What is asked: Copy the listing below word for word, leaving out the pictures.

Entries:

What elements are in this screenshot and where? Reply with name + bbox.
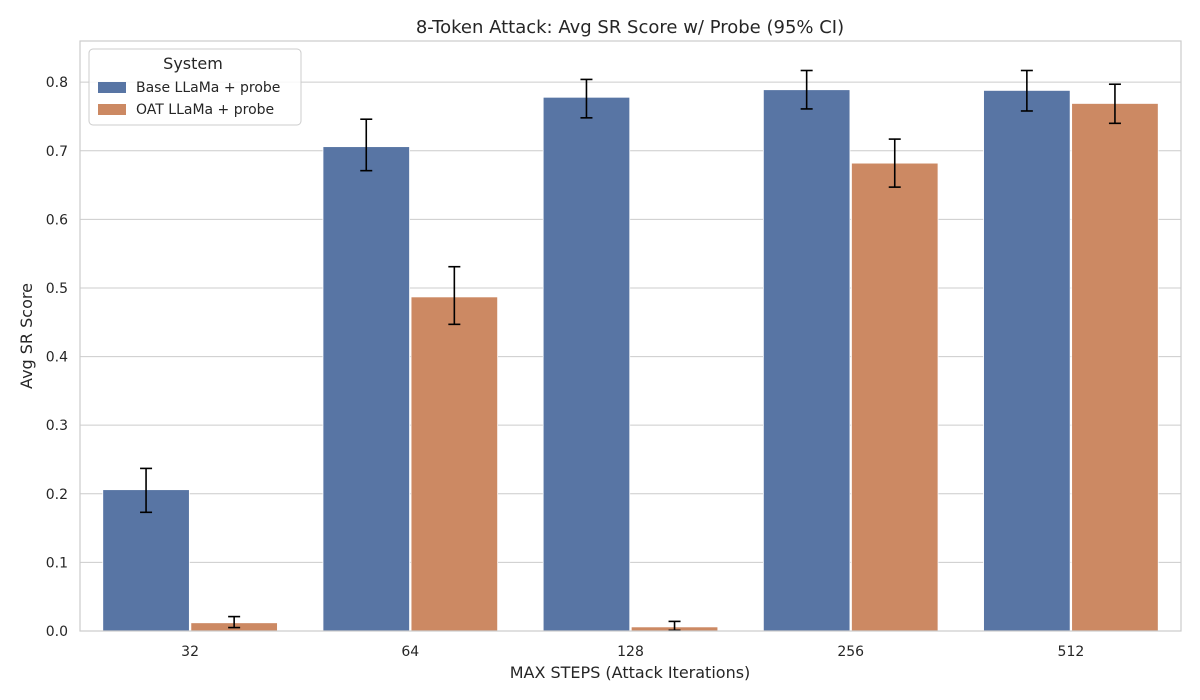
y-tick-label: 0.0 — [46, 624, 68, 640]
bar — [102, 489, 190, 632]
y-tick-label: 0.8 — [46, 75, 68, 91]
y-tick-label: 0.5 — [46, 281, 68, 297]
bar — [851, 162, 939, 632]
bar — [983, 89, 1071, 632]
error-bars — [140, 69, 1121, 632]
x-tick-label: 32 — [181, 644, 199, 660]
bar — [410, 296, 499, 632]
x-axis-ticks: 32 64 128 256 512 — [181, 644, 1084, 660]
legend-swatch-base — [98, 82, 126, 93]
legend-frame — [88, 48, 302, 126]
plot-area-frame — [79, 40, 1182, 632]
x-tick-label: 512 — [1058, 644, 1085, 660]
y-tick-label: 0.6 — [46, 212, 68, 228]
chart-title: 8-Token Attack: Avg SR Score w/ Probe (9… — [416, 17, 844, 38]
legend: System Base LLaMa + probe OAT LLaMa + pr… — [88, 48, 302, 126]
y-tick-label: 0.2 — [46, 487, 68, 503]
y-tick-label: 0.3 — [46, 418, 68, 434]
y-tick-label: 0.7 — [46, 144, 68, 160]
x-tick-label: 64 — [401, 644, 419, 660]
bars — [102, 89, 1159, 632]
bar — [542, 96, 631, 632]
y-tick-label: 0.4 — [46, 350, 68, 366]
x-axis-label: MAX STEPS (Attack Iterations) — [510, 663, 751, 682]
legend-label-oat: OAT LLaMa + probe — [136, 102, 274, 118]
legend-label-base: Base LLaMa + probe — [136, 80, 280, 96]
legend-title: System — [163, 54, 223, 73]
bar — [762, 89, 851, 632]
y-axis-ticks: 0.0 0.1 0.2 0.3 0.4 0.5 0.6 0.7 0.8 — [46, 75, 68, 640]
y-axis-label: Avg SR Score — [17, 283, 36, 389]
bar — [322, 146, 410, 632]
y-tick-label: 0.1 — [46, 555, 68, 571]
grid — [80, 81, 1181, 632]
legend-swatch-oat — [98, 104, 126, 115]
x-tick-label: 256 — [837, 644, 864, 660]
bar — [1071, 103, 1159, 632]
x-tick-label: 128 — [617, 644, 644, 660]
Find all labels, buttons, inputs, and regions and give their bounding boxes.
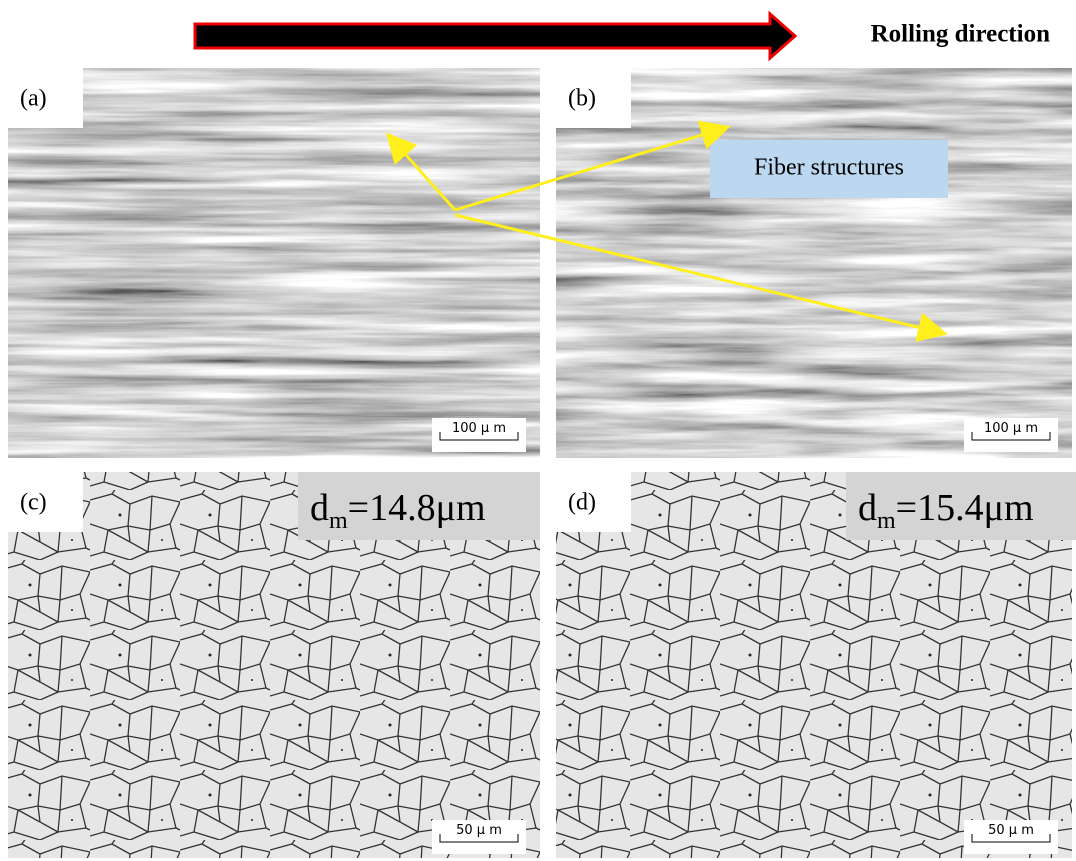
annotation: Fiber structures <box>754 155 904 181</box>
scale-label: 100 μ m <box>452 421 506 436</box>
micrograph-b <box>556 68 1072 458</box>
grain-size-value: =15.4μm <box>896 487 1034 529</box>
direction-label: Rolling direction <box>871 21 1051 48</box>
grain-size-subscript: m <box>329 508 348 534</box>
panel-label: (b) <box>568 86 596 112</box>
panel-label: (c) <box>20 490 47 516</box>
scale-label: 100 μ m <box>984 421 1038 436</box>
grain-size-value: =14.8μm <box>348 487 486 529</box>
scale-label: 50 μ m <box>988 823 1034 838</box>
rolling-arrow <box>195 14 795 58</box>
figure: Rolling direction (a) 100 μ m (b) 100 μ m (c… <box>0 0 1076 861</box>
panel-label: (a) <box>20 86 47 112</box>
panel-label: (d) <box>568 490 596 516</box>
micrograph-a <box>8 68 540 458</box>
scale-label: 50 μ m <box>456 823 502 838</box>
grain-size-symbol: d <box>858 487 877 529</box>
grain-size-symbol: d <box>310 487 329 529</box>
grain-size-subscript: m <box>877 508 896 534</box>
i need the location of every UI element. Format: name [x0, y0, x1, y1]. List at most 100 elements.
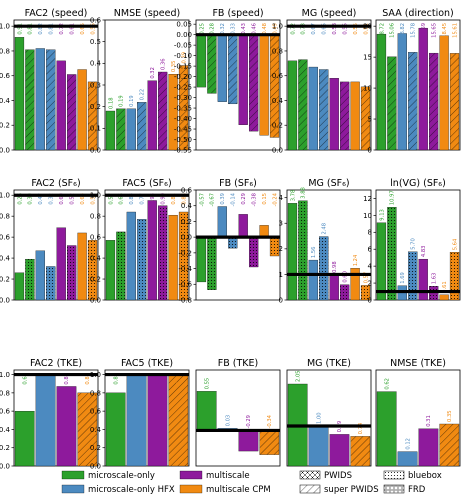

Right answer:
What elements are in this screenshot and where? Reply with name + bbox.
y-tick-label: 0.0 — [46, 624, 68, 640]
bar — [102, 489, 190, 632]
y-tick-label: 0.8 — [46, 75, 68, 91]
y-tick-label: 0.5 — [46, 281, 68, 297]
bar — [851, 162, 939, 632]
bar — [983, 89, 1071, 632]
error-bars — [140, 69, 1121, 632]
x-tick-label: 32 — [181, 644, 199, 660]
bar — [410, 296, 499, 632]
x-axis-ticks: 32 64 128 256 512 — [181, 644, 1084, 660]
legend-swatch-base — [98, 82, 126, 93]
legend-frame — [88, 48, 302, 126]
plot-area-frame — [79, 40, 1182, 632]
x-tick-label: 512 — [1058, 644, 1085, 660]
y-tick-label: 0.6 — [46, 212, 68, 228]
chart-title: 8-Token Attack: Avg SR Score w/ Probe (9… — [416, 17, 844, 38]
legend: System Base LLaMa + probe OAT LLaMa + pr… — [88, 48, 302, 126]
y-tick-label: 0.2 — [46, 487, 68, 503]
y-tick-label: 0.3 — [46, 418, 68, 434]
y-tick-label: 0.7 — [46, 144, 68, 160]
x-tick-label: 64 — [401, 644, 419, 660]
bars — [102, 89, 1159, 632]
bar — [542, 96, 631, 632]
y-tick-label: 0.4 — [46, 350, 68, 366]
x-axis-label: MAX STEPS (Attack Iterations) — [510, 663, 751, 682]
legend-label-oat: OAT LLaMa + probe — [136, 102, 274, 118]
legend-label-base: Base LLaMa + probe — [136, 80, 280, 96]
legend-title: System — [163, 54, 223, 73]
bar — [762, 89, 851, 632]
y-axis-ticks: 0.0 0.1 0.2 0.3 0.4 0.5 0.6 0.7 0.8 — [46, 75, 68, 640]
y-axis-label: Avg SR Score — [17, 283, 36, 389]
bar — [322, 146, 410, 632]
y-tick-label: 0.1 — [46, 555, 68, 571]
grid — [80, 81, 1181, 632]
legend-swatch-oat — [98, 104, 126, 115]
x-tick-label: 256 — [837, 644, 864, 660]
bar — [1071, 103, 1159, 632]
x-tick-label: 128 — [617, 644, 644, 660]
Find all labels, buttons, inputs, and regions and give their bounding boxes.
annotation: Fiber structures <box>754 155 904 181</box>
scale-label: 100 μ m <box>452 421 506 436</box>
micrograph-b <box>556 68 1072 458</box>
grain-size-value: =15.4μm <box>896 487 1034 529</box>
direction-label: Rolling direction <box>871 21 1051 48</box>
grain-size-subscript: m <box>329 508 348 534</box>
panel-label: (b) <box>568 86 596 112</box>
panel-label: (c) <box>20 490 47 516</box>
scale-label: 100 μ m <box>984 421 1038 436</box>
grain-size-value: =14.8μm <box>348 487 486 529</box>
scale-label: 50 μ m <box>988 823 1034 838</box>
rolling-arrow <box>195 14 795 58</box>
figure: Rolling direction (a) 100 μ m (b) 100 μ m (c… <box>0 0 1076 861</box>
panel-label: (a) <box>20 86 47 112</box>
panel-label: (d) <box>568 490 596 516</box>
micrograph-a <box>8 68 540 458</box>
scale-label: 50 μ m <box>456 823 502 838</box>
grain-size-symbol: d <box>858 487 877 529</box>
grain-size-symbol: d <box>310 487 329 529</box>
grain-size-subscript: m <box>877 508 896 534</box>
i need the location of every UI element. Format: name [x0, y0, x1, y1]. List at most 100 elements.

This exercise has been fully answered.